━━━ Material for this task ━━━

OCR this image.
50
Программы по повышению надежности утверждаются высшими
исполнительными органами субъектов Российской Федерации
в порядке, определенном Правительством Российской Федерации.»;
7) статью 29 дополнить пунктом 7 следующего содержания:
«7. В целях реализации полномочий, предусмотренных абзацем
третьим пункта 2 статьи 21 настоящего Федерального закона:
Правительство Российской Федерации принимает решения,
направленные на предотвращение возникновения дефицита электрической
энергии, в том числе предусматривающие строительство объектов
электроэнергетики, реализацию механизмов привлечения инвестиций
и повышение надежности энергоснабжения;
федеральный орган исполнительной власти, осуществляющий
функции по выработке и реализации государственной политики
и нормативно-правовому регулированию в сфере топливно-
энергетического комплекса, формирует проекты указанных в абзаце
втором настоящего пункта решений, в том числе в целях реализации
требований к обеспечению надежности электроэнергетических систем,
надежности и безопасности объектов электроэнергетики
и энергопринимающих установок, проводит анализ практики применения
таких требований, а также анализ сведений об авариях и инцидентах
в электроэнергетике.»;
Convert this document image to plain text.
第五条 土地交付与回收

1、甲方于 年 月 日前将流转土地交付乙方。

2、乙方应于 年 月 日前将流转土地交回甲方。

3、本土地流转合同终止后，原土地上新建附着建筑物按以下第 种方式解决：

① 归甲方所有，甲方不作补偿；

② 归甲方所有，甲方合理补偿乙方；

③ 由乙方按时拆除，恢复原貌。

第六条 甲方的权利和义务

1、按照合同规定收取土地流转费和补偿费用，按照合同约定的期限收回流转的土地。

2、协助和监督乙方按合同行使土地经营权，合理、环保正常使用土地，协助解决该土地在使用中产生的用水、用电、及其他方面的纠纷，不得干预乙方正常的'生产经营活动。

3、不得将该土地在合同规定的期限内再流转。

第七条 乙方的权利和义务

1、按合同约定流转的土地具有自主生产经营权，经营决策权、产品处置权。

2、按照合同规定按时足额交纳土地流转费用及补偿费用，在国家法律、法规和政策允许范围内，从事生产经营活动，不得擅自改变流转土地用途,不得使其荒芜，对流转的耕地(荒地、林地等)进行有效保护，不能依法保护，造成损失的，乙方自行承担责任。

━━━

Exercise - Read through the lines above and collect those that contain the string "числе".

Solution -
энергии, в том числе предусматривающие строительство объектов
втором настоящего пункта решений, в том числе в целях реализации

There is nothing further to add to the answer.